(Task brief): Every line below is to be copied exactly, with the pictures left out.

(Stored records):
= = = =
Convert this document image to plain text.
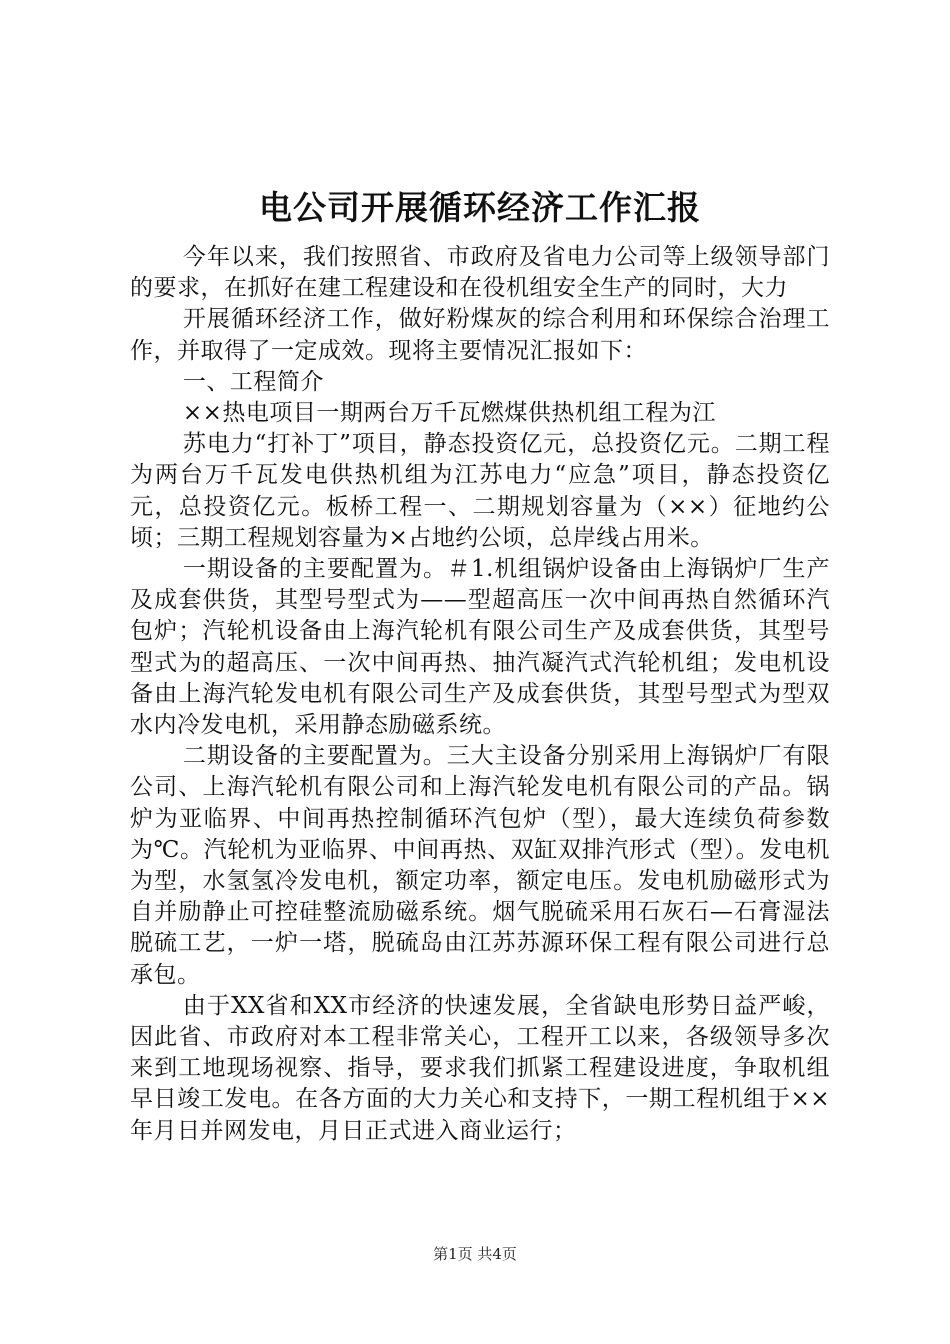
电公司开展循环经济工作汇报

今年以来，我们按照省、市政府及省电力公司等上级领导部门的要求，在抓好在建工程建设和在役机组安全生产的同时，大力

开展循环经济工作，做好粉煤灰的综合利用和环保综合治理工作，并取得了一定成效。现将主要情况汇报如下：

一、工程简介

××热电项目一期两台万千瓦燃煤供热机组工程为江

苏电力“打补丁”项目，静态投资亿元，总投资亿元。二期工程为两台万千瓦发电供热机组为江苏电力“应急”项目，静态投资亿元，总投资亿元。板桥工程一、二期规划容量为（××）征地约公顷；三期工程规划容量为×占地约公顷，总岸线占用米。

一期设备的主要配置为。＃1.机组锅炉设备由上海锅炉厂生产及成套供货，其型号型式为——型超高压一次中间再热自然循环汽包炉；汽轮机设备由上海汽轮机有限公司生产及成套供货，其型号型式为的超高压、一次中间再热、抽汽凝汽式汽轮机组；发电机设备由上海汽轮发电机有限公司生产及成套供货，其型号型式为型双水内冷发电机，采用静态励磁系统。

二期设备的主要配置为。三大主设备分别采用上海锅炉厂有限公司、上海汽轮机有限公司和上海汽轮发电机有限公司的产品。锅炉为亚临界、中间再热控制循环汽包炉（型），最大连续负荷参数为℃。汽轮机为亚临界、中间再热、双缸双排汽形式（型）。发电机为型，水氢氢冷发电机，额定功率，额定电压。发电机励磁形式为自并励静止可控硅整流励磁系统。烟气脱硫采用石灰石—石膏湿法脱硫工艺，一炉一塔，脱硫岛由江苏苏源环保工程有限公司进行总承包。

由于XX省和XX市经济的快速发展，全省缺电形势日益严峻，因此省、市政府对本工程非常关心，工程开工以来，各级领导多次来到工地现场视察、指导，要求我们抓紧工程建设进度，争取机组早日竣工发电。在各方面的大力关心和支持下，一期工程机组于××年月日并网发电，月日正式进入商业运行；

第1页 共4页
= = = =
(Solution for this exercise):
Convert this document image to plain text.
电公司开展循环经济工作汇报

今年以来，我们按照省、市政府及省电力公司等上级领导部门的要求，在抓好在建工程建设和在役机组安全生产的同时，大力

开展循环经济工作，做好粉煤灰的综合利用和环保综合治理工作，并取得了一定成效。现将主要情况汇报如下：

一、工程简介

××热电项目一期两台万千瓦燃煤供热机组工程为江

苏电力“打补丁”项目，静态投资亿元，总投资亿元。二期工程为两台万千瓦发电供热机组为江苏电力“应急”项目，静态投资亿元，总投资亿元。板桥工程一、二期规划容量为（××）征地约公顷；三期工程规划容量为×占地约公顷，总岸线占用米。

一期设备的主要配置为。＃1.机组锅炉设备由上海锅炉厂生产及成套供货，其型号型式为——型超高压一次中间再热自然循环汽包炉；汽轮机设备由上海汽轮机有限公司生产及成套供货，其型号型式为的超高压、一次中间再热、抽汽凝汽式汽轮机组；发电机设备由上海汽轮发电机有限公司生产及成套供货，其型号型式为型双水内冷发电机，采用静态励磁系统。

二期设备的主要配置为。三大主设备分别采用上海锅炉厂有限公司、上海汽轮机有限公司和上海汽轮发电机有限公司的产品。锅炉为亚临界、中间再热控制循环汽包炉（型），最大连续负荷参数为℃。汽轮机为亚临界、中间再热、双缸双排汽形式（型）。发电机为型，水氢氢冷发电机，额定功率，额定电压。发电机励磁形式为自并励静止可控硅整流励磁系统。烟气脱硫采用石灰石—石膏湿法脱硫工艺，一炉一塔，脱硫岛由江苏苏源环保工程有限公司进行总承包。

由于XX省和XX市经济的快速发展，全省缺电形势日益严峻，因此省、市政府对本工程非常关心，工程开工以来，各级领导多次来到工地现场视察、指导，要求我们抓紧工程建设进度，争取机组早日竣工发电。在各方面的大力关心和支持下，一期工程机组于××年月日并网发电，月日正式进入商业运行；

第1页 共4页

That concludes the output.